Czy naprawdę to Ciebie-lekarza, okradanego przez polityków i lekceważonego z
racji niskich zarobków przez pacjentów powinno obchodzić jaki będzie budżet tej
pasożytniczej instytucji? Czy może jednak jest to wyłączny problem sowicie
wynagradzanych polityków, dyrektorów i urzędników ? Ustalając swoją stawkę miej
Koleżanko/ Kolego na uwadze słowa vice premier Gilowskiej “Gospodarka- to
system naczyń połączonych” Przelicz! W gospodarce narodowej –„systemie naczyń
połączonych” – jest 12,720 mln zatrudnionych spośród których tylko 9% ma pełne
wykształcenie wyższe . Tych 12 720 000 osób średnio otrzymuje po 2338 zł za 172
godziny pracy miesięcznie! (wszystkie dane w/g GUS) Dlaczego to właśnie Ty masz
rezygnować z należnych Twojej rodzinie dochodów? Zapytaj też najbliższych Ci
osób-czy masz prawo rezygnować z należnej Ci stawki? Przed pochopnym
samoograniczeniem - wysokości stawki lub terminu wypłaty normalnej stawki-miej
na uwadze, że prawdopodobnie nigdy nie odzyskasz kwot , z których zostaliście
okradani ! Czy jeśliby złodziej co miesiąc zakradał się do Twojego domu i
burząc spokój rodziny, okradałby Was z co najmniej 5 tysięcy złotych czy też
byłbyś bierny? Czy też odkładałbyś decyzję o przywróceniu stanu normalnego? Czy
też byś negocjował ze złodziejem harmonogram okradania Was z mniejszych kwot?

• WYCIĄG Z DANYCH
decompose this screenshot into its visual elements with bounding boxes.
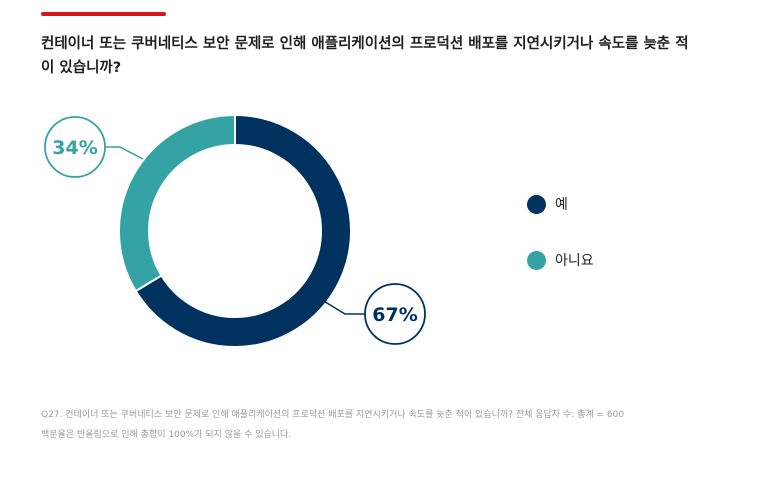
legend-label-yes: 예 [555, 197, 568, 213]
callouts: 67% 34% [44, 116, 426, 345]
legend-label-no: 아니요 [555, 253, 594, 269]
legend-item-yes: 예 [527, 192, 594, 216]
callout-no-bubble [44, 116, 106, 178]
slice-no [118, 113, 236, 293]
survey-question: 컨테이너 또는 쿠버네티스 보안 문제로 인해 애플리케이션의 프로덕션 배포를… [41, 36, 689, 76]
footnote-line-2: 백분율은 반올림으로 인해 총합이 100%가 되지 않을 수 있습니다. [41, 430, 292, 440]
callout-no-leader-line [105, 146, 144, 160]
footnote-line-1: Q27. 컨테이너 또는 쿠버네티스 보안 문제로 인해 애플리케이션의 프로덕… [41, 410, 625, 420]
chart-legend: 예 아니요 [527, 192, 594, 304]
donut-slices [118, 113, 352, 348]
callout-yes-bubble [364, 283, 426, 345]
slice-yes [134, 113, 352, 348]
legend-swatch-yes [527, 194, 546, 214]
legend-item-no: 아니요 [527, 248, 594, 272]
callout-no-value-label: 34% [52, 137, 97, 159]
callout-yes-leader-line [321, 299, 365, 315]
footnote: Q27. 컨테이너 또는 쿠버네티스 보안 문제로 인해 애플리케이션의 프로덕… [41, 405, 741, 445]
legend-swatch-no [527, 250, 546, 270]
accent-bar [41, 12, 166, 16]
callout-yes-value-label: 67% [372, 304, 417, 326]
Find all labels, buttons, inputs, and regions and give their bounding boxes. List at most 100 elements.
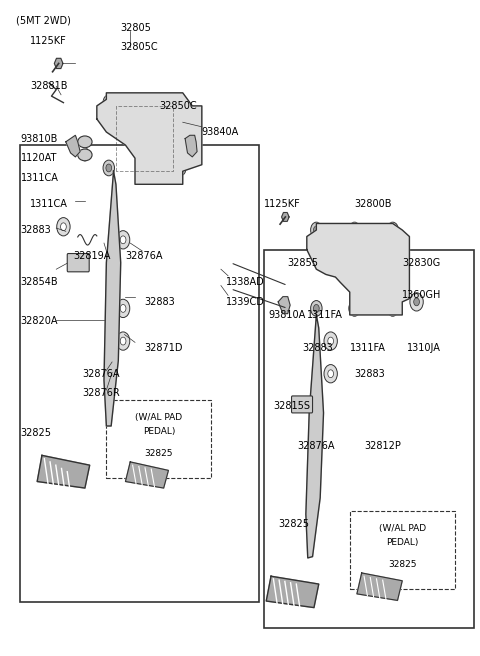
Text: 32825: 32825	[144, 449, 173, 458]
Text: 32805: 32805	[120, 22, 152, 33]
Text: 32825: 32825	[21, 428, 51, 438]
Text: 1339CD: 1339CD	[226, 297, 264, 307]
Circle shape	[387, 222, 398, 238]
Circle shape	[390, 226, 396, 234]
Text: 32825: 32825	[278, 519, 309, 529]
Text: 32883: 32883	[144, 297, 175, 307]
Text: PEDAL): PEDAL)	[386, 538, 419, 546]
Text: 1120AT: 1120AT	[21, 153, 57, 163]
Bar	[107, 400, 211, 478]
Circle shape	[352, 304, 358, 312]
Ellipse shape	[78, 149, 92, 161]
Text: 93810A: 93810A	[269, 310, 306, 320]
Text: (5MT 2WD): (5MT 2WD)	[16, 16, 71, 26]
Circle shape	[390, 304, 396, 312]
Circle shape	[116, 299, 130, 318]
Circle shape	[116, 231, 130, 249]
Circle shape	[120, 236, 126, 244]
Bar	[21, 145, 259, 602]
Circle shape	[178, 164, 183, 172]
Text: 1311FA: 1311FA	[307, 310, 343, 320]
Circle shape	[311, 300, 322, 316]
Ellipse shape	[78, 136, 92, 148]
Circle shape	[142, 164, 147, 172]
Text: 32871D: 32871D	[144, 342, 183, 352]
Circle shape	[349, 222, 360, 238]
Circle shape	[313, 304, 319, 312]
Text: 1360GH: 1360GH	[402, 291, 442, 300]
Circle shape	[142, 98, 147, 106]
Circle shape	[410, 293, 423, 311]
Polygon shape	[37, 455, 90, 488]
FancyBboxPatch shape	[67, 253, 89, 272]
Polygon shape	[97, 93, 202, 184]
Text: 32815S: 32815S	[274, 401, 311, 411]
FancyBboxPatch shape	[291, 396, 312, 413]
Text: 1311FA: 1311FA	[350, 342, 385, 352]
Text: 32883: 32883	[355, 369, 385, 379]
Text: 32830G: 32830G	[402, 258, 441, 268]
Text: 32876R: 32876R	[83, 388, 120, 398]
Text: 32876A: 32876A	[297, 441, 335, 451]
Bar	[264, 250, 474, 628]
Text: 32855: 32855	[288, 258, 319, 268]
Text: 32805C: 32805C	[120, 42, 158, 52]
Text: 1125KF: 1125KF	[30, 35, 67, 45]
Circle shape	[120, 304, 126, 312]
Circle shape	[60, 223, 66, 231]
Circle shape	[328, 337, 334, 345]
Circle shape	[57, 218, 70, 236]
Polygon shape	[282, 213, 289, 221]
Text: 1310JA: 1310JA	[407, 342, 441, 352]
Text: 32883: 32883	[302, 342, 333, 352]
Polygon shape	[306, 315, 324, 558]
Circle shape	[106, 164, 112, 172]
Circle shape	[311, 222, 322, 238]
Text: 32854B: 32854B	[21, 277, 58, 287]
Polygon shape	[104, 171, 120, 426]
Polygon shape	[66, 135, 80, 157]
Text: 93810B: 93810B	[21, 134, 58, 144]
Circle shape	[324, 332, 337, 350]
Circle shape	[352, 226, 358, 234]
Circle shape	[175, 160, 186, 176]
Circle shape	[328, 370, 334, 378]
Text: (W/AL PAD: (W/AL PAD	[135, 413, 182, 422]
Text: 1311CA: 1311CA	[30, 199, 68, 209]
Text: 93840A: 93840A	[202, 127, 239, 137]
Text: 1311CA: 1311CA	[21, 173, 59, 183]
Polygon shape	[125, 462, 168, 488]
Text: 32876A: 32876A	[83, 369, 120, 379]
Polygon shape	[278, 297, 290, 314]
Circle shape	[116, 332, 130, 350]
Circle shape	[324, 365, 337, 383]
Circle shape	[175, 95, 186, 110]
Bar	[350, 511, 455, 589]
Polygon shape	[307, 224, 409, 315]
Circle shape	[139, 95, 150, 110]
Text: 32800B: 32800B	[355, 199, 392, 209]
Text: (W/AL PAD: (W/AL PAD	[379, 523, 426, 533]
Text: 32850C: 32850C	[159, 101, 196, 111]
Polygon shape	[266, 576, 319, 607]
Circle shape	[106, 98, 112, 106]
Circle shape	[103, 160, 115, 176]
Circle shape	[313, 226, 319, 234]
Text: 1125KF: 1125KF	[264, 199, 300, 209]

• ZADANIE
Jaki powód podaje fragment strony, by nie ograniczać pochopnie wysokości stawki ani terminu wypłaty normalnej stawki? Odpowiedz w jednym do trzech zdań. Dane są materiałem niezależnym od fragmentu strony.

• ODPOWIEDŹ
Trzeba pamiętać, że prawdopodobnie nigdy nie odzyska się kwot, z których lekarze byli okradani.